**Supplied information**:
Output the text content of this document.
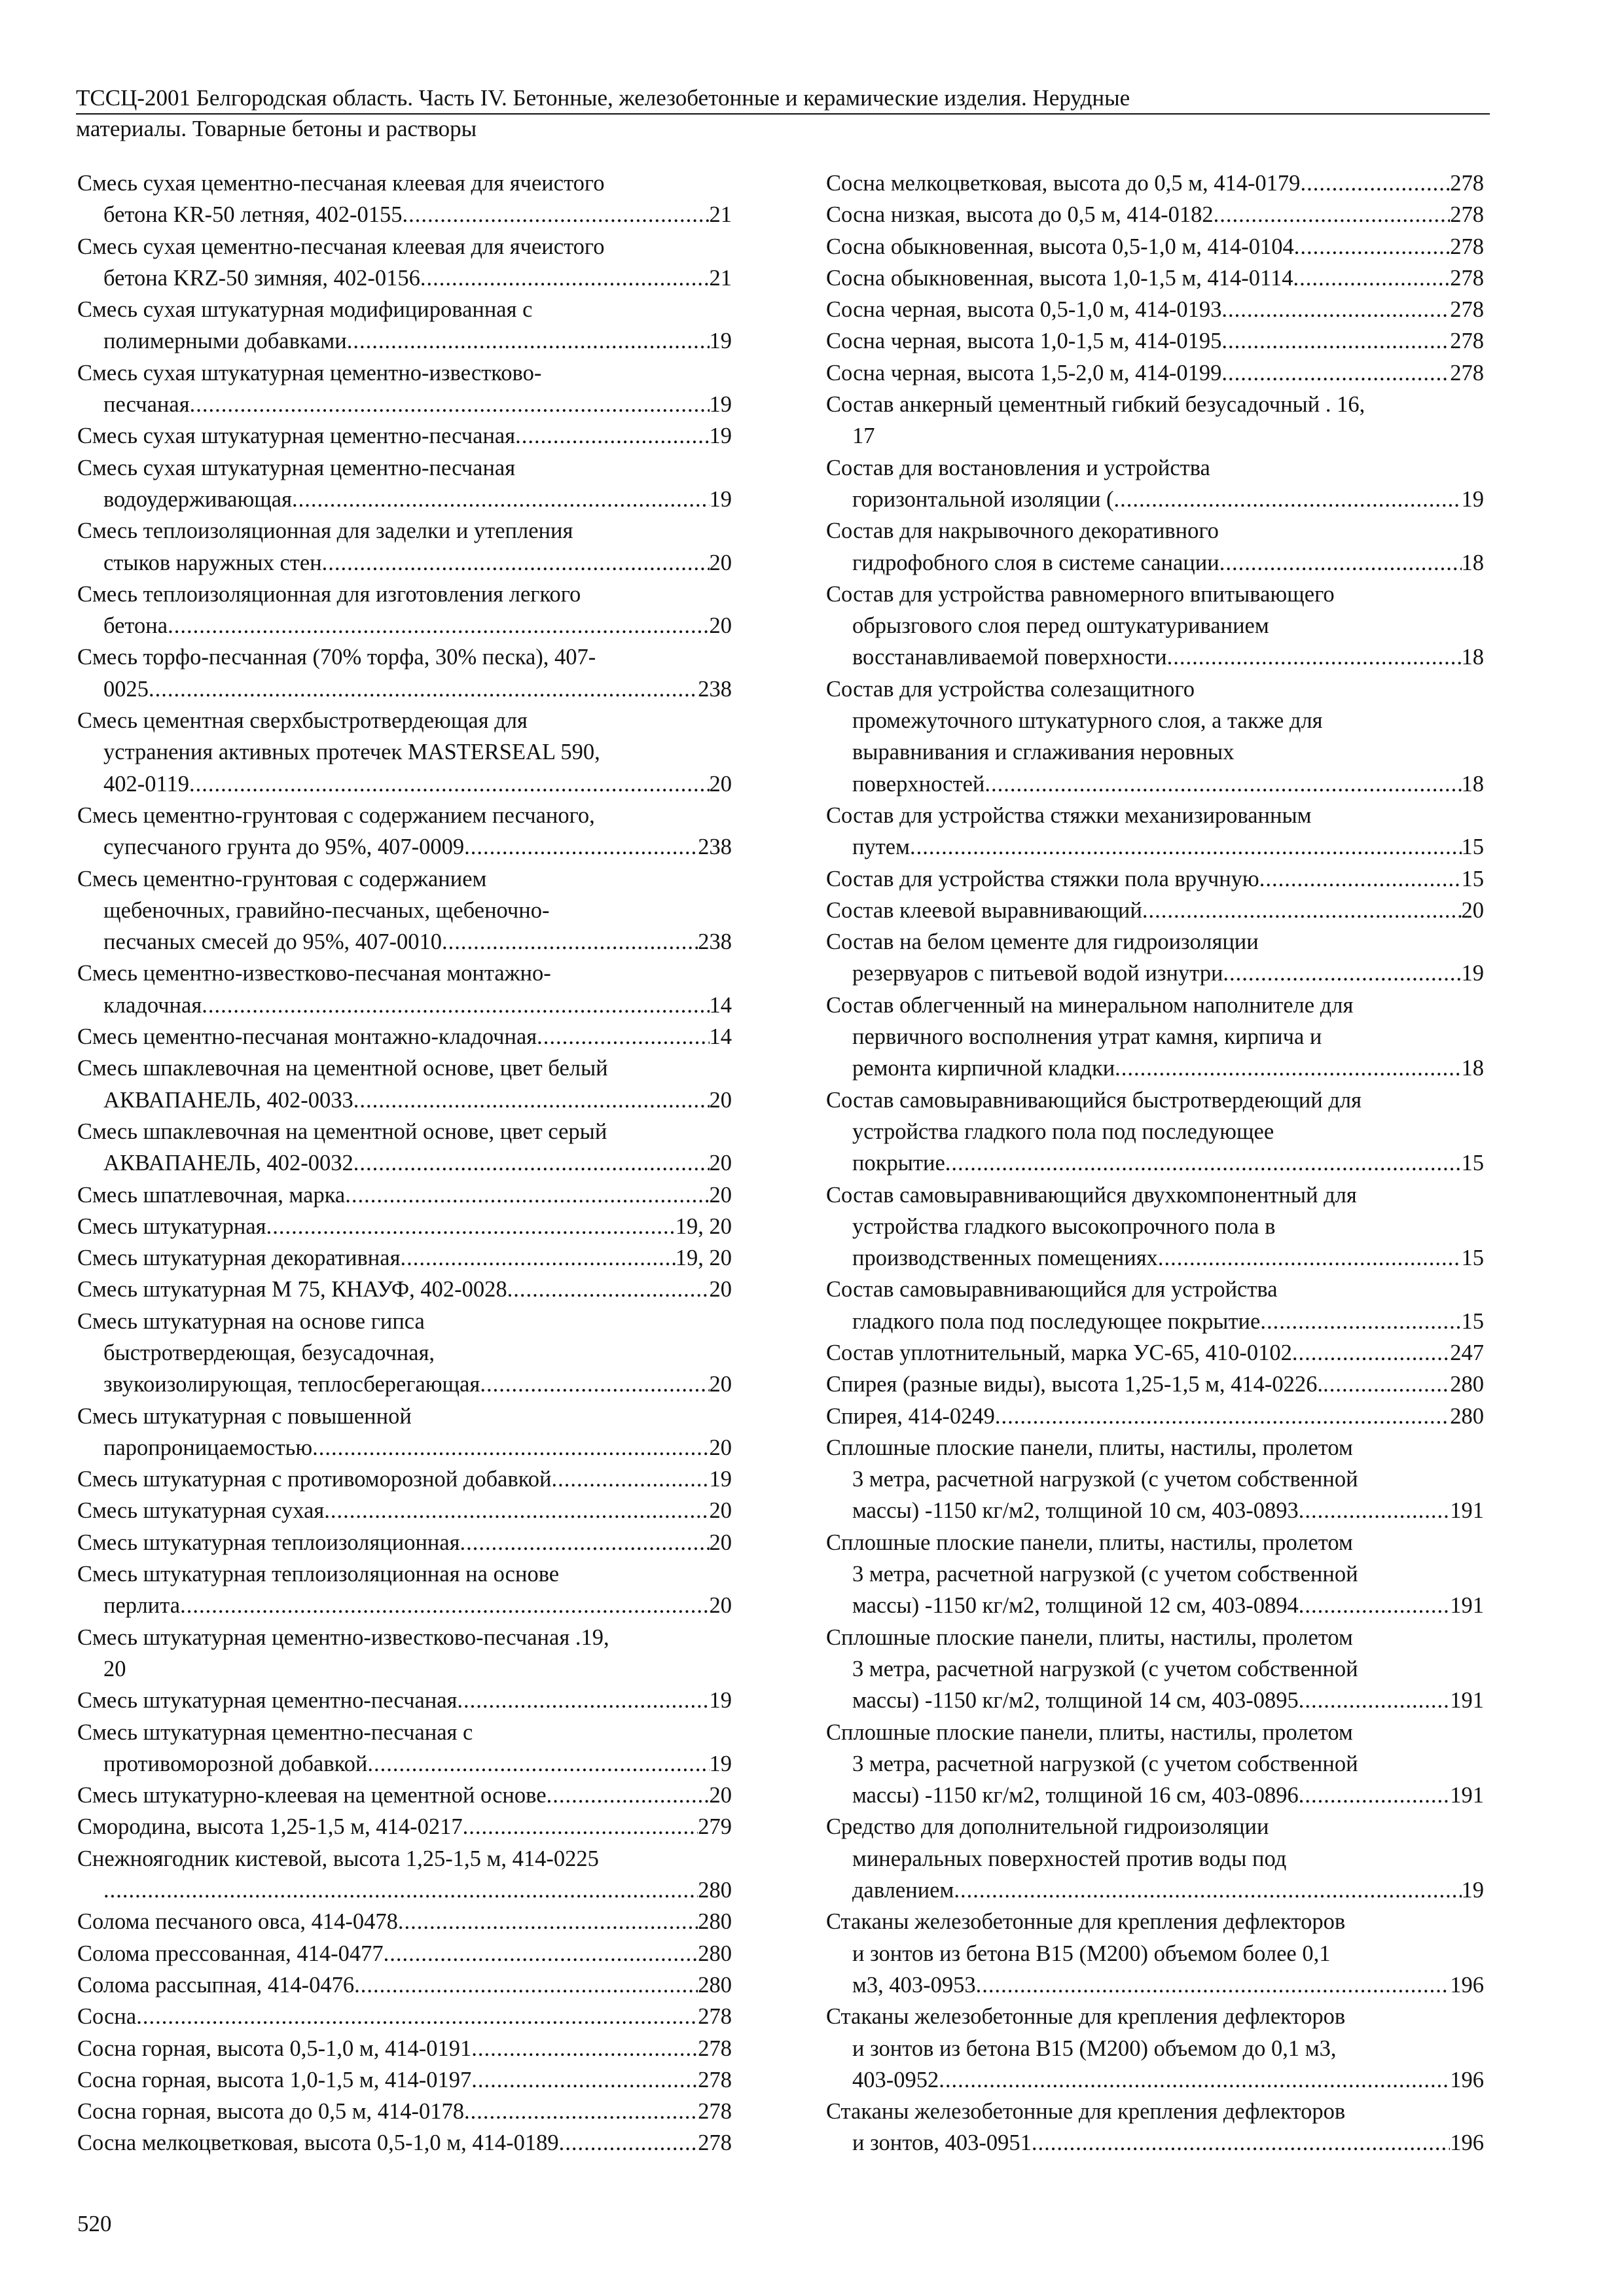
ТССЦ-2001 Белгородская область. Часть IV. Бетонные, железобетонные и керамические изделия. Нерудные
материалы. Товарные бетоны и растворы
Смесь сухая цементно-песчаная клеевая для ячеистого
бетона KR-50 летняя, 402-0155 .....	21
Смесь сухая цементно-песчаная клеевая для ячеистого
бетона KRZ-50 зимняя, 402-0156 .....	21
Смесь сухая штукатурная модифицированная с
полимерными добавками .....	19
Смесь сухая штукатурная цементно-известково-
песчаная .....	19
Смесь сухая штукатурная цементно-песчаная .....	19
Смесь сухая штукатурная цементно-песчаная
водоудерживающая .....	19
Смесь теплоизоляционная для заделки и утепления
стыков наружных стен .....	20
Смесь теплоизоляционная для изготовления легкого
бетона .....	20
Смесь торфо-песчанная (70% торфа, 30% песка), 407-
0025 .....	238
Смесь цементная сверхбыстротвердеющая для
устранения активных протечек MASTERSEAL 590,
402-0119 .....	20
Смесь цементно-грунтовая с содержанием песчаного,
супесчаного грунта до 95%, 407-0009 .....	238
Смесь цементно-грунтовая с содержанием
щебеночных, гравийно-песчаных, щебеночно-
песчаных смесей до 95%, 407-0010 .....	238
Смесь цементно-известково-песчаная монтажно-
кладочная .....	14
Смесь цементно-песчаная монтажно-кладочная .....	14
Смесь шпаклевочная на цементной основе, цвет белый
АКВАПАНЕЛЬ, 402-0033 .....	20
Смесь шпаклевочная на цементной основе, цвет серый
АКВАПАНЕЛЬ, 402-0032 .....	20
Смесь шпатлевочная, марка .....	20
Смесь штукатурная .....	19, 20
Смесь штукатурная декоративная .....	19, 20
Смесь штукатурная М 75, КНАУФ, 402-0028 .....	20
Смесь штукатурная на основе гипса
быстротвердеющая, безусадочная,
звукоизолирующая, теплосберегающая .....	20
Смесь штукатурная с повышенной
паропроницаемостью .....	20
Смесь штукатурная с противоморозной добавкой .....	19
Смесь штукатурная сухая .....	20
Смесь штукатурная теплоизоляционная .....	20
Смесь штукатурная теплоизоляционная на основе
перлита .....	20
Смесь штукатурная цементно-известково-песчаная .19,
20
Смесь штукатурная цементно-песчаная .....	19
Смесь штукатурная цементно-песчаная с
противоморозной добавкой .....	19
Смесь штукатурно-клеевая на цементной основе .....	20
Смородина, высота 1,25-1,5 м, 414-0217 .....	279
Снежноягодник кистевой, высота 1,25-1,5 м, 414-0225
.....
280
Солома песчаного овса, 414-0478 .....	280
Солома прессованная, 414-0477 .....	280
Солома рассыпная, 414-0476 .....	280
Сосна .....	278
Сосна горная, высота 0,5-1,0 м, 414-0191 .....	278
Сосна горная, высота 1,0-1,5 м, 414-0197 .....	278
Сосна горная, высота до 0,5 м, 414-0178 .....	278
Сосна мелкоцветковая, высота 0,5-1,0 м, 414-0189 .....	278
Сосна мелкоцветковая, высота до 0,5 м, 414-0179 .....	278
Сосна низкая, высота до 0,5 м, 414-0182 .....	278
Сосна обыкновенная, высота 0,5-1,0 м, 414-0104 .....	278
Сосна обыкновенная, высота 1,0-1,5 м, 414-0114 .....	278
Сосна черная, высота 0,5-1,0 м, 414-0193 .....	278
Сосна черная, высота 1,0-1,5 м, 414-0195 .....	278
Сосна черная, высота 1,5-2,0 м, 414-0199 .....	278
Состав анкерный цементный гибкий безусадочный . 16,
17
Состав для востановления и устройства
горизонтальной изоляции ( .....	19
Состав для накрывочного декоративного
гидрофобного слоя в системе санации .....	18
Состав для устройства равномерного впитывающего
обрызгового слоя перед оштукатуриванием
восстанавливаемой поверхности .....	18
Состав для устройства солезащитного
промежуточного штукатурного слоя, а также для
выравнивания и сглаживания неровных
поверхностей .....	18
Состав для устройства стяжки механизированным
путем .....	15
Состав для устройства стяжки пола вручную .....	15
Состав клеевой выравнивающий .....	20
Состав на белом цементе для гидроизоляции
резервуаров с питьевой водой изнутри .....	19
Состав облегченный на минеральном наполнителе для
первичного восполнения утрат камня, кирпича и
ремонта кирпичной кладки .....	18
Состав самовыравнивающийся быстротвердеющий для
устройства гладкого пола под последующее
покрытие .....	15
Состав самовыравнивающийся двухкомпонентный для
устройства гладкого высокопрочного пола в
производственных помещениях .....	15
Состав самовыравнивающийся для устройства
гладкого пола под последующее покрытие .....	15
Состав уплотнительный, марка УС-65, 410-0102 .....	247
Спирея (разные виды), высота 1,25-1,5 м, 414-0226. .....	280
Спирея, 414-0249 .....	280
Сплошные плоские панели, плиты, настилы, пролетом
3 метра, расчетной нагрузкой (с учетом собственной
массы) -1150 кг/м2, толщиной 10 см, 403-0893 .....	191
Сплошные плоские панели, плиты, настилы, пролетом
3 метра, расчетной нагрузкой (с учетом собственной
массы) -1150 кг/м2, толщиной 12 см, 403-0894 .....	191
Сплошные плоские панели, плиты, настилы, пролетом
3 метра, расчетной нагрузкой (с учетом собственной
массы) -1150 кг/м2, толщиной 14 см, 403-0895 .....	191
Сплошные плоские панели, плиты, настилы, пролетом
3 метра, расчетной нагрузкой (с учетом собственной
массы) -1150 кг/м2, толщиной 16 см, 403-0896 .....	191
Средство для дополнительной гидроизоляции
минеральных поверхностей против воды под
давлением .....	19
Стаканы железобетонные для крепления дефлекторов
и зонтов из бетона В15 (М200) объемом более 0,1
м3, 403-0953 .....	196
Стаканы железобетонные для крепления дефлекторов
и зонтов из бетона В15 (М200) объемом до 0,1 м3,
403-0952 .....	196
Стаканы железобетонные для крепления дефлекторов
и зонтов, 403-0951 .....	196
520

**Task statement**:
Locate the lines above that hold the word "слоя". Show every one of them.

**Answer to the problem**:
гидрофобного слоя в системе санации .....	18
обрызгового слоя перед оштукатуриванием
промежуточного штукатурного слоя, а также для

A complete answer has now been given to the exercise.